### PROBLEM:
Scan the lines below; pull out those with "this".

Collection entries:

********

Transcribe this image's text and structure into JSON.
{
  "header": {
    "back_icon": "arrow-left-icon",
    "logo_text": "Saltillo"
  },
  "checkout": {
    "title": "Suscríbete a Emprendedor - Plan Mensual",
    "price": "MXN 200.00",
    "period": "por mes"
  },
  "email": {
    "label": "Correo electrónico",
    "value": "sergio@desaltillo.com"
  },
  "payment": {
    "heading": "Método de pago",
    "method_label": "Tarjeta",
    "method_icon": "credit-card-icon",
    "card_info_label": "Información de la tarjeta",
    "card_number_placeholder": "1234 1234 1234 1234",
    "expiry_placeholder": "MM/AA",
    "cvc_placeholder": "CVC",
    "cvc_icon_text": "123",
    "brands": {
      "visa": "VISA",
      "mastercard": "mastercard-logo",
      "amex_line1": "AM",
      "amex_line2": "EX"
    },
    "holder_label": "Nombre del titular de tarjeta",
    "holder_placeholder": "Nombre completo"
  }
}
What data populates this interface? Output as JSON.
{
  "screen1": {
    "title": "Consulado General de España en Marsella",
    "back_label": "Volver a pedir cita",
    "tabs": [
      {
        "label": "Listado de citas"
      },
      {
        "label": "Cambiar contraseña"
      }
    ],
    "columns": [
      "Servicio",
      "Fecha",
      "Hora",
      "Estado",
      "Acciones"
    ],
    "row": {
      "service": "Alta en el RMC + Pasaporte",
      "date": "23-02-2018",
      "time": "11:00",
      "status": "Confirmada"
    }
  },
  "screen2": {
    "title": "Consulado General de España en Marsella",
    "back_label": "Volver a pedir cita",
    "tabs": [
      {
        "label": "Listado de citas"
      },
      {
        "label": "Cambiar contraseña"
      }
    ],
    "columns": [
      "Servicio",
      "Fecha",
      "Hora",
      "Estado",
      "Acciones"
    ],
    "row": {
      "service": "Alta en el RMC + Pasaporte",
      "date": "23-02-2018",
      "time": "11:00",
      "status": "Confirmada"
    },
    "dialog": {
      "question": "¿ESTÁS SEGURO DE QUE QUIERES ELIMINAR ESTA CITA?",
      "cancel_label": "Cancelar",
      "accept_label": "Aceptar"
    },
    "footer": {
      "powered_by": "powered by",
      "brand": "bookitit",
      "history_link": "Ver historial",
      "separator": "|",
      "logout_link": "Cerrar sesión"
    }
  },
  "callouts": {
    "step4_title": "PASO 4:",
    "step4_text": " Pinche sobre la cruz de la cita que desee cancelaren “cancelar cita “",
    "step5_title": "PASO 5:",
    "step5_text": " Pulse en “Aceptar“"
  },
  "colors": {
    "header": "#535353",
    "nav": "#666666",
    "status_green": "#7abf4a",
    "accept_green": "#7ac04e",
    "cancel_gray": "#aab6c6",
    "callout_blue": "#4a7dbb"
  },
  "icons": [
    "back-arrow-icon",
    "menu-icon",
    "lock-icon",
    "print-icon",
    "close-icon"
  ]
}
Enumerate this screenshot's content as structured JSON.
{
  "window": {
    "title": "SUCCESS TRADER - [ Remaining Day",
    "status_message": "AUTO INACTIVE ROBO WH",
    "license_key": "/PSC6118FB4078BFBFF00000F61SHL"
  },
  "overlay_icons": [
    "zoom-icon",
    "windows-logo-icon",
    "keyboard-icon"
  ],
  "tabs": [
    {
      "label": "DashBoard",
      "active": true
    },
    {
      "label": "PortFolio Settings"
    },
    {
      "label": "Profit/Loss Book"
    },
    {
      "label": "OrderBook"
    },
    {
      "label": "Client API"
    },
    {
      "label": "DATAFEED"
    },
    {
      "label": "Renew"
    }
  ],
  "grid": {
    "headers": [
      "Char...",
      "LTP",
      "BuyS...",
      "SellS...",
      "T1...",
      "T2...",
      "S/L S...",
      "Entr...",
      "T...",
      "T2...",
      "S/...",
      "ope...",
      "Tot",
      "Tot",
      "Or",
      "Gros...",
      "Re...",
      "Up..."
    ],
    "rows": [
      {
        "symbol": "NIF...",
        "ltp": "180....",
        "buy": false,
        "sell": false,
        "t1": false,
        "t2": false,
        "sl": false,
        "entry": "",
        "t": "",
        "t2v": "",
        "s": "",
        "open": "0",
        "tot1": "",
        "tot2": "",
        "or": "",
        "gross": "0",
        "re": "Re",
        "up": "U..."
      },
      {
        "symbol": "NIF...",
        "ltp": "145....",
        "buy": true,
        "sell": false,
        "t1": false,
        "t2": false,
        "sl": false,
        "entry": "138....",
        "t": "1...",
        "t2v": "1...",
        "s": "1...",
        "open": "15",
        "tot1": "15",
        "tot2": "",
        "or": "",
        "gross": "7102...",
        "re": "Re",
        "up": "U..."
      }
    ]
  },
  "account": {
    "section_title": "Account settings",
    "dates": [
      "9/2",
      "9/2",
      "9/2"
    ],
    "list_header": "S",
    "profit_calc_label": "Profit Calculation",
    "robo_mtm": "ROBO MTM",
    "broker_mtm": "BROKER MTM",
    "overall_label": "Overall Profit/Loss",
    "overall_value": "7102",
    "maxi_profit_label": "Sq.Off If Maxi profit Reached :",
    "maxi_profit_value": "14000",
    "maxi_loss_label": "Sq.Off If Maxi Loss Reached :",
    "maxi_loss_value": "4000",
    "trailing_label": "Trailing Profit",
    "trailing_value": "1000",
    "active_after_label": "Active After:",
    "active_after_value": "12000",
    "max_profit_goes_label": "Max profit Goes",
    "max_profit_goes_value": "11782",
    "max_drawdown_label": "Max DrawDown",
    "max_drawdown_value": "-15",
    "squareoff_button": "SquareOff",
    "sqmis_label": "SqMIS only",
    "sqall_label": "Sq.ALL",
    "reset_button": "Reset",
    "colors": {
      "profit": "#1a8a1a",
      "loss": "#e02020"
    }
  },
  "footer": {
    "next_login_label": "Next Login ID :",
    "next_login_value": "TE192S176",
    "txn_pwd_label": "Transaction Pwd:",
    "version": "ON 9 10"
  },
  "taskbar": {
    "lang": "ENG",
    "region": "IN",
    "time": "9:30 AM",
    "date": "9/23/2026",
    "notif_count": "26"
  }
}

********

### FINISHED TASK:
Transcribe this image's text and structure into JSON.
What data populates this interface? Output as JSON.
Enumerate this screenshot's content as structured JSON.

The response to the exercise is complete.